**INSTRUCCIÓN 1:** Según la columna sobre Jaime Rodríguez Calderón, ¿en qué consistió su primer momento de la verdad?
**INSTRUCCIÓN 2:** Retoma la columna sobre Jaime Rodríguez Calderón y continúala a partir de su última oración.

**FRAGMENTO PROPORCIONADO:**
·····

A Rajatabla

Tránsito

Llegó el segundo momento de la verdad para Jaime Rodríguez Calderón; el primero fue el de convertir las adhesiones simples de las redes en votos verdaderos.

El segundo va siendo convertir las opiniones desaforadas e histéricas de muchos de esos votantes en ideas fundadas para poder juzgar el pasado por los conductos legales debidos, y no sólo a través de guerra sucia y de chisme, que puede ser cierto pero no está documentado o comprobado.

Por eso no parece haber relación alguna con lo que vociferaba en los mítines como candidato independiente.

Va a ser una prueba mayor cuando se intenten fundar y convertir en programa de Gobierno muchas de las ideas apocalípticas que se le ocurrieron a lo largo de dos años a un líder extraordinario, pero no del todo documentado o con ideas realizables desde el poder.

·····

**DATOS EXTRAÍDOS:**
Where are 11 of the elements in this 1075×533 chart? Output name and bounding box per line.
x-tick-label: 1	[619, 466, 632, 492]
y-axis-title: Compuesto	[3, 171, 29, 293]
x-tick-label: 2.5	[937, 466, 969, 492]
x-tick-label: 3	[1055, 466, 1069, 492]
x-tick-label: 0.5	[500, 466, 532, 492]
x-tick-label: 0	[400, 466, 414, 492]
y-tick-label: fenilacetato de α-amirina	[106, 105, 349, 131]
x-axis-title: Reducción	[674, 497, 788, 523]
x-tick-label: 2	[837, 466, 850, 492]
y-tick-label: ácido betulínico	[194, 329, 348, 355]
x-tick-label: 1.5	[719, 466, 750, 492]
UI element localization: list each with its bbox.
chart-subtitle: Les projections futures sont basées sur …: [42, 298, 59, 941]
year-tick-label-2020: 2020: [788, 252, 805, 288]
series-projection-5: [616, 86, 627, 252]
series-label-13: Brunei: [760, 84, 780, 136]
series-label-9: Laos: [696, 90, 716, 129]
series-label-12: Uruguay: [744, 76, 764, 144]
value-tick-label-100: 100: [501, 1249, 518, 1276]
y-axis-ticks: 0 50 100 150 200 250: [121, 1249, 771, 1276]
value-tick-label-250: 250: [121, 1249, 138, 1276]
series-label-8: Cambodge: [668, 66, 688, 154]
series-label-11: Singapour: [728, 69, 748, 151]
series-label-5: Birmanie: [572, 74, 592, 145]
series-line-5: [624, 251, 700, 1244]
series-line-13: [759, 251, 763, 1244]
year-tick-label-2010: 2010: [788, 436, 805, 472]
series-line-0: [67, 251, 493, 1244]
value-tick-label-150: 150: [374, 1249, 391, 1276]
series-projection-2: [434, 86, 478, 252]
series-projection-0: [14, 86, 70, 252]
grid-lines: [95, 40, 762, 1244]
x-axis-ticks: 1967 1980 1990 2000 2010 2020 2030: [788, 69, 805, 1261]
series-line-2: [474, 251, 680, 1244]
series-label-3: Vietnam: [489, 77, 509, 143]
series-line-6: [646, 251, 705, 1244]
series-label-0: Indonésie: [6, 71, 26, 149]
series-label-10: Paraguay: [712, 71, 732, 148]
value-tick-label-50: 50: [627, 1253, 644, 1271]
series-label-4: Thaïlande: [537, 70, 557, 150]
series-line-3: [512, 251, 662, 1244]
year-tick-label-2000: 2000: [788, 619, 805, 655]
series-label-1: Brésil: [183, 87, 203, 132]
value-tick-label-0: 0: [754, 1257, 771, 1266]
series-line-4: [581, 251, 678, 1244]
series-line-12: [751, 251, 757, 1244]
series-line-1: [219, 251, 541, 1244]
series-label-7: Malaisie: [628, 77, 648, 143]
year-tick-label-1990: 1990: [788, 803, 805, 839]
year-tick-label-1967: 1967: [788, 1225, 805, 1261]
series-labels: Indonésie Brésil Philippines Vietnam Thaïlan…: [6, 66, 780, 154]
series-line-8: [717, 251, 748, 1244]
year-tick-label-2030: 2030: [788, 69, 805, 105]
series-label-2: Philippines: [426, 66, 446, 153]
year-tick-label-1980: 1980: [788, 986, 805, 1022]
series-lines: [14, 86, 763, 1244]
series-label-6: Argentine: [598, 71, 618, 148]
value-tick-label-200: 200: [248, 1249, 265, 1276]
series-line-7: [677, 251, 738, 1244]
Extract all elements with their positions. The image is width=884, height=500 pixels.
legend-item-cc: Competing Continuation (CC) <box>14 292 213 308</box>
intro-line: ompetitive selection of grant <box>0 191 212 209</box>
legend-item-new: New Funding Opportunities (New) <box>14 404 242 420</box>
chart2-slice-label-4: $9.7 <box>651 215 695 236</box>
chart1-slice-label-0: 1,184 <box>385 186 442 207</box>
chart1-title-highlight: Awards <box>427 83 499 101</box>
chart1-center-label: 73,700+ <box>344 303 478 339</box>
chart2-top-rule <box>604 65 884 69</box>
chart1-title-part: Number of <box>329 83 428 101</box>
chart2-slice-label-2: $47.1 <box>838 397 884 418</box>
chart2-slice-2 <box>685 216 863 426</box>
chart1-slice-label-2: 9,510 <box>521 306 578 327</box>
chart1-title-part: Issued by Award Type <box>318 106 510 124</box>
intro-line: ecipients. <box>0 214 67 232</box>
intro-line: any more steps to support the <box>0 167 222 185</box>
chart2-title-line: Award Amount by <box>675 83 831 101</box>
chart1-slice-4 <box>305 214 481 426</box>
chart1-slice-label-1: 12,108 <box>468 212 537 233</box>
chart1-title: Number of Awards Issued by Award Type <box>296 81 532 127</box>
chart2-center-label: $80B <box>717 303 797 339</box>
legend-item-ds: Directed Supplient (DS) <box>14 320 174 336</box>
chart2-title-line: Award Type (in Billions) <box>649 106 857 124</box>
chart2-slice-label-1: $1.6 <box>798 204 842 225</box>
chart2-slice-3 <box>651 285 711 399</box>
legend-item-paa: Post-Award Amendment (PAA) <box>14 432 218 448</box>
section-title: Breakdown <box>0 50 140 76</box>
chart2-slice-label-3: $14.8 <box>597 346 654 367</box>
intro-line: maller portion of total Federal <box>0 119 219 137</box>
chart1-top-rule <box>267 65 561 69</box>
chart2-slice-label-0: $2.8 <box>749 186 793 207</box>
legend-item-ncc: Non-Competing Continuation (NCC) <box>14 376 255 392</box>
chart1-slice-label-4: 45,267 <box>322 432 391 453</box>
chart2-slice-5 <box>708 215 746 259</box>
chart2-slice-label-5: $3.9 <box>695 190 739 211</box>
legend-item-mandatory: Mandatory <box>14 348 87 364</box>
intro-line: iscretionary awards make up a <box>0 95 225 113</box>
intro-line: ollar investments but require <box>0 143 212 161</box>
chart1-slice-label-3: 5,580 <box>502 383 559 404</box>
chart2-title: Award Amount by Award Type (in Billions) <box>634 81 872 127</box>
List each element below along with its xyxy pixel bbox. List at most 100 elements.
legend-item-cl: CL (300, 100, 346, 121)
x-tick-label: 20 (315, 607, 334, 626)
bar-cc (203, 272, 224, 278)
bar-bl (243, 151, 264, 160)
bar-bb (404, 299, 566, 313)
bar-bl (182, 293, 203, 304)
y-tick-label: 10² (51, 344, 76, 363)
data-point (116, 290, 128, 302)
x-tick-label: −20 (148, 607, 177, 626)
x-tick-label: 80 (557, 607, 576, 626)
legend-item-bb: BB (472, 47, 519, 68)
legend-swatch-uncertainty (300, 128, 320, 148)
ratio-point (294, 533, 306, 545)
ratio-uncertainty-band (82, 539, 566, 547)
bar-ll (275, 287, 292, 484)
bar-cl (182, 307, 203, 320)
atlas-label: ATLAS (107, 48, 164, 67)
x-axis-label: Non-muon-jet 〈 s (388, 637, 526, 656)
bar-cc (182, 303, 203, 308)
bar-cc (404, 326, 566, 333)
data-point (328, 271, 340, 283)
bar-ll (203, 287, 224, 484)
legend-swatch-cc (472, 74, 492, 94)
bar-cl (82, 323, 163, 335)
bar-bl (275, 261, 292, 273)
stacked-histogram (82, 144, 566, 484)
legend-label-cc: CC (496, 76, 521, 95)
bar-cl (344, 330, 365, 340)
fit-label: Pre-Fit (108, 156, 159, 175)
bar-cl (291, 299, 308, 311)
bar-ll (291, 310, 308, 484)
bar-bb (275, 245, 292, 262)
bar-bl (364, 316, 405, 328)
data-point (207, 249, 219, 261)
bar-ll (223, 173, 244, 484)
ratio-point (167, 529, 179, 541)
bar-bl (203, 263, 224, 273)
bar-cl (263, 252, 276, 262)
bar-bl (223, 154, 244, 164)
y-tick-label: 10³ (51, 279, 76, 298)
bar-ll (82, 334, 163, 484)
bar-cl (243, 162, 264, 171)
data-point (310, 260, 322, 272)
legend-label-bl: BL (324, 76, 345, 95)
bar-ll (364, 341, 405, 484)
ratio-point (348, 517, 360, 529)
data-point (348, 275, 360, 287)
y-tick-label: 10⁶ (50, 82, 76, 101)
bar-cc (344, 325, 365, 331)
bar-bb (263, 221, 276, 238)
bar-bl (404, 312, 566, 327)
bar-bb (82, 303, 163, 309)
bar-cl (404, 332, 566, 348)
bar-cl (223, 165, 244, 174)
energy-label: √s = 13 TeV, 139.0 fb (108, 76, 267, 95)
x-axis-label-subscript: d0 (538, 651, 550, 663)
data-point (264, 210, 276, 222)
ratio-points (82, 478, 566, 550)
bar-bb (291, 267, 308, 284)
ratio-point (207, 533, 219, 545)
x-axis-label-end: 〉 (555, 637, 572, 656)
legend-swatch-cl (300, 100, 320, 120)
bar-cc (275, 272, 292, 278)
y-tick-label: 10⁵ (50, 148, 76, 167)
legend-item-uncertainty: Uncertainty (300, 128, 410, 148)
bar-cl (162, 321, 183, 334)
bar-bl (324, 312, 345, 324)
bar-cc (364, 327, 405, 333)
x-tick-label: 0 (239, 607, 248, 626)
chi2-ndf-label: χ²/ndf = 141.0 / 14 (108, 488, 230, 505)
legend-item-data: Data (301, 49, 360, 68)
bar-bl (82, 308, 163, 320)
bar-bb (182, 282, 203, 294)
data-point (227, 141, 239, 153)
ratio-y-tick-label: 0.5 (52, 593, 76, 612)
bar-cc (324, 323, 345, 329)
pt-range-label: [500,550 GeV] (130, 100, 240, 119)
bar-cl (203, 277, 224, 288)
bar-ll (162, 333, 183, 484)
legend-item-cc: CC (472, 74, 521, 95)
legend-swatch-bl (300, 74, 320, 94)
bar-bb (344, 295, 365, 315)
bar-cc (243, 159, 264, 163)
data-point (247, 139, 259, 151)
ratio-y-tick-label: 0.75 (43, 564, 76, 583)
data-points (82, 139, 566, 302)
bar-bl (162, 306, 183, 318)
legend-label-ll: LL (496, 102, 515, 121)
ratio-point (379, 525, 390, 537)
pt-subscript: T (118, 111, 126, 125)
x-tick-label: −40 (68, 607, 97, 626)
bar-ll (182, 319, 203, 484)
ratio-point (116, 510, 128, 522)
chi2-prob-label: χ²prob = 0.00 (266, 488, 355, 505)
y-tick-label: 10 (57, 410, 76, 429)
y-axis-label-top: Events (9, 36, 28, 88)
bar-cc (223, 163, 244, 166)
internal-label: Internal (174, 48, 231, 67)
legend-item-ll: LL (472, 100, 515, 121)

·····

**RESULTADO 1:** En convertir las adhesiones simples de las redes en votos verdaderos.

**RESULTADO 2:**
Va a ser una batalla monumental la que va tener que librar el ahora tan popular líder contra sí mismo y sus ideas a veces fantasiosas, y la imagen de un Bronco arriba de su caballo en lugar de un ejecutivo estudioso y con ideas articuladas para cambiar todo los actos de gobierno.

Levantará la mano en octubre para asumir el cargo y será una de las primeras vacunas para convertirlo en gobernador útil y aterrizado en la verdadera problemática del Estado con un catálogo de obras posibles.